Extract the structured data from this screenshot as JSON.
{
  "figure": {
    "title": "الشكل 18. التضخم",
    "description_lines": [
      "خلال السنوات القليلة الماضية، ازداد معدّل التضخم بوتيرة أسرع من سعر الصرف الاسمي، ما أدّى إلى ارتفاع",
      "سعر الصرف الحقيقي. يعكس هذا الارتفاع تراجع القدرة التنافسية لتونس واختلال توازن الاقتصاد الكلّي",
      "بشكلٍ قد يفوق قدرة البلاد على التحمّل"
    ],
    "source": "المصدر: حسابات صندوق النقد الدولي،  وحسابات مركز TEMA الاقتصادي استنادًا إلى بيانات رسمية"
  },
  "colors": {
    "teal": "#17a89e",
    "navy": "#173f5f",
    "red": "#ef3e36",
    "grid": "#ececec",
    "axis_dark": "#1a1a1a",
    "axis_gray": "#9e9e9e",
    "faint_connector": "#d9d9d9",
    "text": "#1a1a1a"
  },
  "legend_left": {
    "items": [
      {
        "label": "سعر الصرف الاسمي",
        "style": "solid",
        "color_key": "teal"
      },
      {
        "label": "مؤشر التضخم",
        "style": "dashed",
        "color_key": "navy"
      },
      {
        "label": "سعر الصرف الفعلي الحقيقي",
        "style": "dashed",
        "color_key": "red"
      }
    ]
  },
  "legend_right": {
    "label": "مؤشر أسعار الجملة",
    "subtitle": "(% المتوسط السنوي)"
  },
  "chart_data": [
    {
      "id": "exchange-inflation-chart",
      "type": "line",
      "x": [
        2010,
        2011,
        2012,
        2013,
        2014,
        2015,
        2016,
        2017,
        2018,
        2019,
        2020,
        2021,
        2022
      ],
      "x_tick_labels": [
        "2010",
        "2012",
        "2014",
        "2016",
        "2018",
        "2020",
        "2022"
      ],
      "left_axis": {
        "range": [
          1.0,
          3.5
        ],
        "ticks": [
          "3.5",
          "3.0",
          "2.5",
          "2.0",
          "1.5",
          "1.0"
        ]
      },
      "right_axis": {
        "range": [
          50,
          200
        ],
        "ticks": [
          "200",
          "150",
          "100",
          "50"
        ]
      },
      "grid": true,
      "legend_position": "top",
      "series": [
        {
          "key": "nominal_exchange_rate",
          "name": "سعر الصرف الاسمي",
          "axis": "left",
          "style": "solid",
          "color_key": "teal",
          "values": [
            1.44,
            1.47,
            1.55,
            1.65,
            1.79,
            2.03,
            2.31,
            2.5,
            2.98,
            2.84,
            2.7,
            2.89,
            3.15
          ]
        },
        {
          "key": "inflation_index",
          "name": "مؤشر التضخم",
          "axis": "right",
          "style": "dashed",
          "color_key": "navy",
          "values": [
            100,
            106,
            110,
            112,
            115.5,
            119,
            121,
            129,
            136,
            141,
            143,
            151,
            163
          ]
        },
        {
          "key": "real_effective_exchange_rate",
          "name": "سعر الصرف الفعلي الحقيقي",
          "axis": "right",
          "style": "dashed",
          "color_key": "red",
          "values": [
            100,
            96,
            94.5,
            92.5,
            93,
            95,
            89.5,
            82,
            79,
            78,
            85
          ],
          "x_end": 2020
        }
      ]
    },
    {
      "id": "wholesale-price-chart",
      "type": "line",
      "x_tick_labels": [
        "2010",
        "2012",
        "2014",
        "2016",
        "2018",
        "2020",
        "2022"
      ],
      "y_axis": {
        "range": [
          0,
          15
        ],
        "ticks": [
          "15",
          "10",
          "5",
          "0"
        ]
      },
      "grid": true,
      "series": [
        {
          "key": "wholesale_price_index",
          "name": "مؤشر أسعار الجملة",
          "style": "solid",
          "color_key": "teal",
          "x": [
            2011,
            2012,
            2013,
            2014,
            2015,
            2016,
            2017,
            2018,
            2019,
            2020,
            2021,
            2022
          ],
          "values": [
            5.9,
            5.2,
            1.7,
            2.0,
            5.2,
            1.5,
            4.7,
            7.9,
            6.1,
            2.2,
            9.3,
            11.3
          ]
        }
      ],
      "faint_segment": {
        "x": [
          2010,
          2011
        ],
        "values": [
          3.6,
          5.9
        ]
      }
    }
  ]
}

THE REQUEST: Transcribe the data. Leave every line exactly as it is.

COMPLETE OUTPUT:
Extract the structured data from this screenshot as JSON.
{
  "figure": {
    "title": "الشكل 18. التضخم",
    "description_lines": [
      "خلال السنوات القليلة الماضية، ازداد معدّل التضخم بوتيرة أسرع من سعر الصرف الاسمي، ما أدّى إلى ارتفاع",
      "سعر الصرف الحقيقي. يعكس هذا الارتفاع تراجع القدرة التنافسية لتونس واختلال توازن الاقتصاد الكلّي",
      "بشكلٍ قد يفوق قدرة البلاد على التحمّل"
    ],
    "source": "المصدر: حسابات صندوق النقد الدولي،  وحسابات مركز TEMA الاقتصادي استنادًا إلى بيانات رسمية"
  },
  "colors": {
    "teal": "#17a89e",
    "navy": "#173f5f",
    "red": "#ef3e36",
    "grid": "#ececec",
    "axis_dark": "#1a1a1a",
    "axis_gray": "#9e9e9e",
    "faint_connector": "#d9d9d9",
    "text": "#1a1a1a"
  },
  "legend_left": {
    "items": [
      {
        "label": "سعر الصرف الاسمي",
        "style": "solid",
        "color_key": "teal"
      },
      {
        "label": "مؤشر التضخم",
        "style": "dashed",
        "color_key": "navy"
      },
      {
        "label": "سعر الصرف الفعلي الحقيقي",
        "style": "dashed",
        "color_key": "red"
      }
    ]
  },
  "legend_right": {
    "label": "مؤشر أسعار الجملة",
    "subtitle": "(% المتوسط السنوي)"
  },
  "chart_data": [
    {
      "id": "exchange-inflation-chart",
      "type": "line",
      "x": [
        2010,
        2011,
        2012,
        2013,
        2014,
        2015,
        2016,
        2017,
        2018,
        2019,
        2020,
        2021,
        2022
      ],
      "x_tick_labels": [
        "2010",
        "2012",
        "2014",
        "2016",
        "2018",
        "2020",
        "2022"
      ],
      "left_axis": {
        "range": [
          1.0,
          3.5
        ],
        "ticks": [
          "3.5",
          "3.0",
          "2.5",
          "2.0",
          "1.5",
          "1.0"
        ]
      },
      "right_axis": {
        "range": [
          50,
          200
        ],
        "ticks": [
          "200",
          "150",
          "100",
          "50"
        ]
      },
      "grid": true,
      "legend_position": "top",
      "series": [
        {
          "key": "nominal_exchange_rate",
          "name": "سعر الصرف الاسمي",
          "axis": "left",
          "style": "solid",
          "color_key": "teal",
          "values": [
            1.44,
            1.47,
            1.55,
            1.65,
            1.79,
            2.03,
            2.31,
            2.5,
            2.98,
            2.84,
            2.7,
            2.89,
            3.15
          ]
        },
        {
          "key": "inflation_index",
          "name": "مؤشر التضخم",
          "axis": "right",
          "style": "dashed",
          "color_key": "navy",
          "values": [
            100,
            106,
            110,
            112,
            115.5,
            119,
            121,
            129,
            136,
            141,
            143,
            151,
            163
          ]
        },
        {
          "key": "real_effective_exchange_rate",
          "name": "سعر الصرف الفعلي الحقيقي",
          "axis": "right",
          "style": "dashed",
          "color_key": "red",
          "values": [
            100,
            96,
            94.5,
            92.5,
            93,
            95,
            89.5,
            82,
            79,
            78,
            85
          ],
          "x_end": 2020
        }
      ]
    },
    {
      "id": "wholesale-price-chart",
      "type": "line",
      "x_tick_labels": [
        "2010",
        "2012",
        "2014",
        "2016",
        "2018",
        "2020",
        "2022"
      ],
      "y_axis": {
        "range": [
          0,
          15
        ],
        "ticks": [
          "15",
          "10",
          "5",
          "0"
        ]
      },
      "grid": true,
      "series": [
        {
          "key": "wholesale_price_index",
          "name": "مؤشر أسعار الجملة",
          "style": "solid",
          "color_key": "teal",
          "x": [
            2011,
            2012,
            2013,
            2014,
            2015,
            2016,
            2017,
            2018,
            2019,
            2020,
            2021,
            2022
          ],
          "values": [
            5.9,
            5.2,
            1.7,
            2.0,
            5.2,
            1.5,
            4.7,
            7.9,
            6.1,
            2.2,
            9.3,
            11.3
          ]
        }
      ],
      "faint_segment": {
        "x": [
          2010,
          2011
        ],
        "values": [
          3.6,
          5.9
        ]
      }
    }
  ]
}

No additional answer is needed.